Ваша задача
Оформите строки всех приведенных ниже записей в виде нумерованного списка, опустив пустые строки.

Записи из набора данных
■ ■ ■ ■ ■ ■ ■

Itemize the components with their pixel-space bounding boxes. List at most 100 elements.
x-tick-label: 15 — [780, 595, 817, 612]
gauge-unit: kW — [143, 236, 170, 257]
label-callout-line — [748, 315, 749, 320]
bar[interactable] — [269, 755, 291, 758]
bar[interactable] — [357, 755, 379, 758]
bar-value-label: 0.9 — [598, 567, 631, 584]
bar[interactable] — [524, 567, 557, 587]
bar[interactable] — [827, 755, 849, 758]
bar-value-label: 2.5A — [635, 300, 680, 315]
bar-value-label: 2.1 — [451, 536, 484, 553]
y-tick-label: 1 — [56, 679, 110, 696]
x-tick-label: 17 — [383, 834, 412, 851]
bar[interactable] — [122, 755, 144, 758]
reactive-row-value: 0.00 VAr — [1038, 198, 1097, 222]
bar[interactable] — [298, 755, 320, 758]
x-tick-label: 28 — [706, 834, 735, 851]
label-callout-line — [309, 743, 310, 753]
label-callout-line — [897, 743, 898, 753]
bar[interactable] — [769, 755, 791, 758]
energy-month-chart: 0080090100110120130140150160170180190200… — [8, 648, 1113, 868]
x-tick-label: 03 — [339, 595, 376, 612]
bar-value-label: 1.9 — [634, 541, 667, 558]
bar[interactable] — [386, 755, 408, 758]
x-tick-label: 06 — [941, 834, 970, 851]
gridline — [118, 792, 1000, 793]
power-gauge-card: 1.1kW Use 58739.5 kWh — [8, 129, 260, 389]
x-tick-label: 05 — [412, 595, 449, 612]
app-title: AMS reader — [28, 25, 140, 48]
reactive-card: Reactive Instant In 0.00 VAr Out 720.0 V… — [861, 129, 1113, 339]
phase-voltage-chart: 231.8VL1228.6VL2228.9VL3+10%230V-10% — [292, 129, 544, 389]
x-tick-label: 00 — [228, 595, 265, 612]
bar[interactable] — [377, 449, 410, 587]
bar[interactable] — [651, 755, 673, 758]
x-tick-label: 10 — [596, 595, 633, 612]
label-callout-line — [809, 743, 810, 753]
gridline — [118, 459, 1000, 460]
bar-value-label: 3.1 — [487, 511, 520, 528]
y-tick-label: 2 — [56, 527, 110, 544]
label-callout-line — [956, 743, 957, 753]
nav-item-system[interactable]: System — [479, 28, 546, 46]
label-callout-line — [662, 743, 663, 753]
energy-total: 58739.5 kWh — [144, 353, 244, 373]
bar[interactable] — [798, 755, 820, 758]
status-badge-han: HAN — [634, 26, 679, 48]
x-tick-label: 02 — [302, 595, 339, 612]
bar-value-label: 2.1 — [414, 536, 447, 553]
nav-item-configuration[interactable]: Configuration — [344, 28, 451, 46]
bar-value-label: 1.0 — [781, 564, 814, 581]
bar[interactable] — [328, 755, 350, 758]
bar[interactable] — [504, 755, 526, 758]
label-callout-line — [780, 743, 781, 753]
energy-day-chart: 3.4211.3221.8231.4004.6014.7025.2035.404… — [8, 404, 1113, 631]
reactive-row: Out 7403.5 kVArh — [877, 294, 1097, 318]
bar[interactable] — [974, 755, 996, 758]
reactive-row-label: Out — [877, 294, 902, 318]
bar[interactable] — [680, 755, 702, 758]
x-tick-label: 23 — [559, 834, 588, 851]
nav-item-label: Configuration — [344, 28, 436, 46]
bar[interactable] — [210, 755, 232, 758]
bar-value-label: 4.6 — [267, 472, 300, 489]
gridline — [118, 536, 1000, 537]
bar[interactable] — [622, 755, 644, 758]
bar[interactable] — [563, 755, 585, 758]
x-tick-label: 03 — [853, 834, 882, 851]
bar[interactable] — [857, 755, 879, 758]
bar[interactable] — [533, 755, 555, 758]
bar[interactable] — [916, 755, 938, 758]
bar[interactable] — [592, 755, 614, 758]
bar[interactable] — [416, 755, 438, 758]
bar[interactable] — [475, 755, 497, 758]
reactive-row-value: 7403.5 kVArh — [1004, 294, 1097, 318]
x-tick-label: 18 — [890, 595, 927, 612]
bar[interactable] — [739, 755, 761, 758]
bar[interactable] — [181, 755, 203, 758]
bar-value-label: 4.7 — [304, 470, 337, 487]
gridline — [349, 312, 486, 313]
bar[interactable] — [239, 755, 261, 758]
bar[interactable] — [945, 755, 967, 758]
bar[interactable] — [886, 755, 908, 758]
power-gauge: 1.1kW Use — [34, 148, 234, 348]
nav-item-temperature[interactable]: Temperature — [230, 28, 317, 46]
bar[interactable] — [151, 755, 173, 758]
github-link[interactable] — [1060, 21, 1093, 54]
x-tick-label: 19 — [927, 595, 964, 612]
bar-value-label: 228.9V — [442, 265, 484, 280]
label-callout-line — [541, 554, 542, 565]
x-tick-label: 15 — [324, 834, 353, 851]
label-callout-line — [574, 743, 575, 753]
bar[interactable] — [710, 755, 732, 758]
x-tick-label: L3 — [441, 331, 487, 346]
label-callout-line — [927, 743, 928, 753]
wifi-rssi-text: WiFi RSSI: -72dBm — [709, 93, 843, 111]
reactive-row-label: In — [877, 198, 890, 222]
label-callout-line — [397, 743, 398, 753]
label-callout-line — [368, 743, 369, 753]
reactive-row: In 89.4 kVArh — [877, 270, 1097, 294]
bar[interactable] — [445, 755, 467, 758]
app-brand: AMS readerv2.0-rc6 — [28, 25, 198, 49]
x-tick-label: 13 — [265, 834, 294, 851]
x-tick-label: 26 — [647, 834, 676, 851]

■ ■ ■ ■ ■ ■ ■

Ответ к заданию
1. Itemize the components with their pixel-space bounding boxes. List at most 100 elements.
2. x-tick-label: 15 — [780, 595, 817, 612]
3. gauge-unit: kW — [143, 236, 170, 257]
4. label-callout-line — [748, 315, 749, 320]
5. bar[interactable] — [269, 755, 291, 758]
6. bar[interactable] — [357, 755, 379, 758]
7. bar-value-label: 0.9 — [598, 567, 631, 584]
8. bar[interactable] — [524, 567, 557, 587]
9. bar[interactable] — [827, 755, 849, 758]
10. bar-value-label: 2.5A — [635, 300, 680, 315]
11. bar-value-label: 2.1 — [451, 536, 484, 553]
12. y-tick-label: 1 — [56, 679, 110, 696]
13. x-tick-label: 17 — [383, 834, 412, 851]
14. bar[interactable] — [122, 755, 144, 758]
15. reactive-row-value: 0.00 VAr — [1038, 198, 1097, 222]
16. bar[interactable] — [298, 755, 320, 758]
17. x-tick-label: 28 — [706, 834, 735, 851]
18. label-callout-line — [309, 743, 310, 753]
19. label-callout-line — [897, 743, 898, 753]
20. bar[interactable] — [769, 755, 791, 758]
21. energy-month-chart: 0080090100110120130140150160170180190200… — [8, 648, 1113, 868]
22. x-tick-label: 03 — [339, 595, 376, 612]
23. bar-value-label: 1.9 — [634, 541, 667, 558]
24. bar[interactable] — [386, 755, 408, 758]
25. x-tick-label: 06 — [941, 834, 970, 851]
26. gridline — [118, 792, 1000, 793]
27. power-gauge-card: 1.1kW Use 58739.5 kWh — [8, 129, 260, 389]
28. x-tick-label: 05 — [412, 595, 449, 612]
29. app-title: AMS reader — [28, 25, 140, 48]
30. reactive-card: Reactive Instant In 0.00 VAr Out 720.0 V… — [861, 129, 1113, 339]
31. phase-voltage-chart: 231.8VL1228.6VL2228.9VL3+10%230V-10% — [292, 129, 544, 389]
32. x-tick-label: 00 — [228, 595, 265, 612]
33. bar[interactable] — [377, 449, 410, 587]
34. bar[interactable] — [651, 755, 673, 758]
35. x-tick-label: 10 — [596, 595, 633, 612]
36. label-callout-line — [809, 743, 810, 753]
37. gridline — [118, 459, 1000, 460]
38. bar-value-label: 3.1 — [487, 511, 520, 528]
39. y-tick-label: 2 — [56, 527, 110, 544]
40. label-callout-line — [956, 743, 957, 753]
41. nav-item-system[interactable]: System — [479, 28, 546, 46]
42. label-callout-line — [662, 743, 663, 753]
43. energy-total: 58739.5 kWh — [144, 353, 244, 373]
44. bar[interactable] — [798, 755, 820, 758]
45. status-badge-han: HAN — [634, 26, 679, 48]
46. x-tick-label: 02 — [302, 595, 339, 612]
47. bar-value-label: 2.1 — [414, 536, 447, 553]
48. nav-item-configuration[interactable]: Configuration — [344, 28, 451, 46]
49. bar-value-label: 1.0 — [781, 564, 814, 581]
50. bar[interactable] — [328, 755, 350, 758]
51. bar[interactable] — [504, 755, 526, 758]
52. label-callout-line — [780, 743, 781, 753]
53. energy-day-chart: 3.4211.3221.8231.4004.6014.7025.2035.404… — [8, 404, 1113, 631]
54. reactive-row: Out 7403.5 kVArh — [877, 294, 1097, 318]
55. bar[interactable] — [974, 755, 996, 758]
56. reactive-row-label: Out — [877, 294, 902, 318]
57. bar[interactable] — [680, 755, 702, 758]
58. x-tick-label: 23 — [559, 834, 588, 851]
59. nav-item-label: Configuration — [344, 28, 436, 46]
60. bar[interactable] — [210, 755, 232, 758]
61. bar-value-label: 4.6 — [267, 472, 300, 489]
62. gridline — [118, 536, 1000, 537]
63. bar[interactable] — [622, 755, 644, 758]
64. bar[interactable] — [563, 755, 585, 758]
65. x-tick-label: 03 — [853, 834, 882, 851]
66. bar[interactable] — [857, 755, 879, 758]
67. bar[interactable] — [533, 755, 555, 758]
68. bar[interactable] — [916, 755, 938, 758]
69. bar[interactable] — [592, 755, 614, 758]
70. bar[interactable] — [416, 755, 438, 758]
71. bar[interactable] — [475, 755, 497, 758]
72. reactive-row-value: 7403.5 kVArh — [1004, 294, 1097, 318]
73. x-tick-label: 18 — [890, 595, 927, 612]
74. bar[interactable] — [739, 755, 761, 758]
75. bar[interactable] — [181, 755, 203, 758]
76. bar-value-label: 4.7 — [304, 470, 337, 487]
77. gridline — [349, 312, 486, 313]
78. bar[interactable] — [239, 755, 261, 758]
79. bar[interactable] — [945, 755, 967, 758]
80. bar[interactable] — [886, 755, 908, 758]
81. power-gauge: 1.1kW Use — [34, 148, 234, 348]
82. nav-item-temperature[interactable]: Temperature — [230, 28, 317, 46]
83. bar[interactable] — [151, 755, 173, 758]
84. github-link[interactable] — [1060, 21, 1093, 54]
85. x-tick-label: 19 — [927, 595, 964, 612]
86. bar-value-label: 228.9V — [442, 265, 484, 280]
87. label-callout-line — [541, 554, 542, 565]
88. x-tick-label: 15 — [324, 834, 353, 851]
89. label-callout-line — [574, 743, 575, 753]
90. bar[interactable] — [710, 755, 732, 758]
91. x-tick-label: L3 — [441, 331, 487, 346]
92. label-callout-line — [927, 743, 928, 753]
93. wifi-rssi-text: WiFi RSSI: -72dBm — [709, 93, 843, 111]
94. reactive-row-label: In — [877, 198, 890, 222]
95. label-callout-line — [397, 743, 398, 753]
96. label-callout-line — [368, 743, 369, 753]
97. reactive-row: In 89.4 kVArh — [877, 270, 1097, 294]
98. bar[interactable] — [445, 755, 467, 758]
99. app-brand: AMS readerv2.0-rc6 — [28, 25, 198, 49]
100. x-tick-label: 13 — [265, 834, 294, 851]
101. x-tick-label: 26 — [647, 834, 676, 851]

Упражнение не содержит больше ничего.